EXERCISE BRIEF: Print the entries below in their entirety, exactly as they are written.

Stored entries

□ □ □ □ □ □ □

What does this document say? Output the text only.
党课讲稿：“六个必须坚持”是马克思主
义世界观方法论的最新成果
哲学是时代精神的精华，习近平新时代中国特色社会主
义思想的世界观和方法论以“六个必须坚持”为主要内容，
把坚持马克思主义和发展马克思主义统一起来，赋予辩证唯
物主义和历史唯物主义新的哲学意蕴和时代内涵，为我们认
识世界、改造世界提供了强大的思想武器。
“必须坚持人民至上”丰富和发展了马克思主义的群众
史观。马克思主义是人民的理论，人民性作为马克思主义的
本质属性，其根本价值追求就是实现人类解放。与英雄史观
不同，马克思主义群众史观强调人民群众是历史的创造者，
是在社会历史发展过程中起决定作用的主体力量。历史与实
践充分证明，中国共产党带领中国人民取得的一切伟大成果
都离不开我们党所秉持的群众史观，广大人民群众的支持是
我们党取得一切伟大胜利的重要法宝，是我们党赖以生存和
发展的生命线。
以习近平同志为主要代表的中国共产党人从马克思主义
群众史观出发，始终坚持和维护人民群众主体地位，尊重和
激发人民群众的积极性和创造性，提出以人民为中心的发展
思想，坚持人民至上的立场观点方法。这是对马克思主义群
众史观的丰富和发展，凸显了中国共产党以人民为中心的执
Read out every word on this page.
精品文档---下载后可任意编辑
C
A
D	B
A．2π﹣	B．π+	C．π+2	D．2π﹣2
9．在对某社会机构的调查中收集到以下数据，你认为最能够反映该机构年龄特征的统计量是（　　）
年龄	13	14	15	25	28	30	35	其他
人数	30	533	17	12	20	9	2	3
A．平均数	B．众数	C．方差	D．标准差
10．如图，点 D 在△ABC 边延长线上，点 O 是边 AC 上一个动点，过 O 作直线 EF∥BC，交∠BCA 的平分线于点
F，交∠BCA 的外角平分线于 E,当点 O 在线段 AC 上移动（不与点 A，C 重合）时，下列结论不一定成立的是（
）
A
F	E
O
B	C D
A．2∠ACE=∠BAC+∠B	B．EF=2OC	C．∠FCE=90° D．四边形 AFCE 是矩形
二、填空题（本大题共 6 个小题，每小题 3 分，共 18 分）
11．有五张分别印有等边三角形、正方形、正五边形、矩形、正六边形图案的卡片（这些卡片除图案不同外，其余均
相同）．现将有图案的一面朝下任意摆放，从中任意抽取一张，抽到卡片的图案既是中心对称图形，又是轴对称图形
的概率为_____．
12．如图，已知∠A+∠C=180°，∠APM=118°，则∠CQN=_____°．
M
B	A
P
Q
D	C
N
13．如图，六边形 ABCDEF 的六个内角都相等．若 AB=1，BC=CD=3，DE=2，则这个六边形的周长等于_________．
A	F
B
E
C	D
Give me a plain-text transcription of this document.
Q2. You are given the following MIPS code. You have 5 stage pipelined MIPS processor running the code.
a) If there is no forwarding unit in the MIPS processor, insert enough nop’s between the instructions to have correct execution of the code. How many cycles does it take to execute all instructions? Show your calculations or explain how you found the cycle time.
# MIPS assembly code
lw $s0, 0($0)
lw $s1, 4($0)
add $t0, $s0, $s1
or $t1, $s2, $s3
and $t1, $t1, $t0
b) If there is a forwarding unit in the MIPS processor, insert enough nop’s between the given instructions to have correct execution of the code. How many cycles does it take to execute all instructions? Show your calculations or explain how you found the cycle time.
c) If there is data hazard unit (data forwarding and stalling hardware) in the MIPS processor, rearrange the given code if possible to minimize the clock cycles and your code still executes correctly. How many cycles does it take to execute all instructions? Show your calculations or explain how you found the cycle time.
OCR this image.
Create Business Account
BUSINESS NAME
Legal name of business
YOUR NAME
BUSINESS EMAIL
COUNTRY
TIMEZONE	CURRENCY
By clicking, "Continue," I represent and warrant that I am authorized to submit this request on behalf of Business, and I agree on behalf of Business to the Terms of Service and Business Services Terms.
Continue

□ □ □ □ □ □ □

FINISHED EXERCISE:
What does this document say? Output the text only.
党课讲稿：“六个必须坚持”是马克思主
义世界观方法论的最新成果
哲学是时代精神的精华，习近平新时代中国特色社会主
义思想的世界观和方法论以“六个必须坚持”为主要内容，
把坚持马克思主义和发展马克思主义统一起来，赋予辩证唯
物主义和历史唯物主义新的哲学意蕴和时代内涵，为我们认
识世界、改造世界提供了强大的思想武器。
“必须坚持人民至上”丰富和发展了马克思主义的群众
史观。马克思主义是人民的理论，人民性作为马克思主义的
本质属性，其根本价值追求就是实现人类解放。与英雄史观
不同，马克思主义群众史观强调人民群众是历史的创造者，
是在社会历史发展过程中起决定作用的主体力量。历史与实
践充分证明，中国共产党带领中国人民取得的一切伟大成果
都离不开我们党所秉持的群众史观，广大人民群众的支持是
我们党取得一切伟大胜利的重要法宝，是我们党赖以生存和
发展的生命线。
以习近平同志为主要代表的中国共产党人从马克思主义
群众史观出发，始终坚持和维护人民群众主体地位，尊重和
激发人民群众的积极性和创造性，提出以人民为中心的发展
思想，坚持人民至上的立场观点方法。这是对马克思主义群
众史观的丰富和发展，凸显了中国共产党以人民为中心的执
Read out every word on this page.
精品文档---下载后可任意编辑
C
A
D	B
A．2π﹣	B．π+	C．π+2	D．2π﹣2
9．在对某社会机构的调查中收集到以下数据，你认为最能够反映该机构年龄特征的统计量是（　　）
年龄	13	14	15	25	28	30	35	其他
人数	30	533	17	12	20	9	2	3
A．平均数	B．众数	C．方差	D．标准差
10．如图，点 D 在△ABC 边延长线上，点 O 是边 AC 上一个动点，过 O 作直线 EF∥BC，交∠BCA 的平分线于点
F，交∠BCA 的外角平分线于 E,当点 O 在线段 AC 上移动（不与点 A，C 重合）时，下列结论不一定成立的是（
）
A
F	E
O
B	C D
A．2∠ACE=∠BAC+∠B	B．EF=2OC	C．∠FCE=90° D．四边形 AFCE 是矩形
二、填空题（本大题共 6 个小题，每小题 3 分，共 18 分）
11．有五张分别印有等边三角形、正方形、正五边形、矩形、正六边形图案的卡片（这些卡片除图案不同外，其余均
相同）．现将有图案的一面朝下任意摆放，从中任意抽取一张，抽到卡片的图案既是中心对称图形，又是轴对称图形
的概率为_____．
12．如图，已知∠A+∠C=180°，∠APM=118°，则∠CQN=_____°．
M
B	A
P
Q
D	C
N
13．如图，六边形 ABCDEF 的六个内角都相等．若 AB=1，BC=CD=3，DE=2，则这个六边形的周长等于_________．
A	F
B
E
C	D
Give me a plain-text transcription of this document.
Q2. You are given the following MIPS code. You have 5 stage pipelined MIPS processor running the code.
a) If there is no forwarding unit in the MIPS processor, insert enough nop’s between the instructions to have correct execution of the code. How many cycles does it take to execute all instructions? Show your calculations or explain how you found the cycle time.
# MIPS assembly code
lw $s0, 0($0)
lw $s1, 4($0)
add $t0, $s0, $s1
or $t1, $s2, $s3
and $t1, $t1, $t0
b) If there is a forwarding unit in the MIPS processor, insert enough nop’s between the given instructions to have correct execution of the code. How many cycles does it take to execute all instructions? Show your calculations or explain how you found the cycle time.
c) If there is data hazard unit (data forwarding and stalling hardware) in the MIPS processor, rearrange the given code if possible to minimize the clock cycles and your code still executes correctly. How many cycles does it take to execute all instructions? Show your calculations or explain how you found the cycle time.
OCR this image.
Create Business Account
BUSINESS NAME
Legal name of business
YOUR NAME
BUSINESS EMAIL
COUNTRY
TIMEZONE	CURRENCY
By clicking, "Continue," I represent and warrant that I am authorized to submit this request on behalf of Business, and I agree on behalf of Business to the Terms of Service and Business Services Terms.
Continue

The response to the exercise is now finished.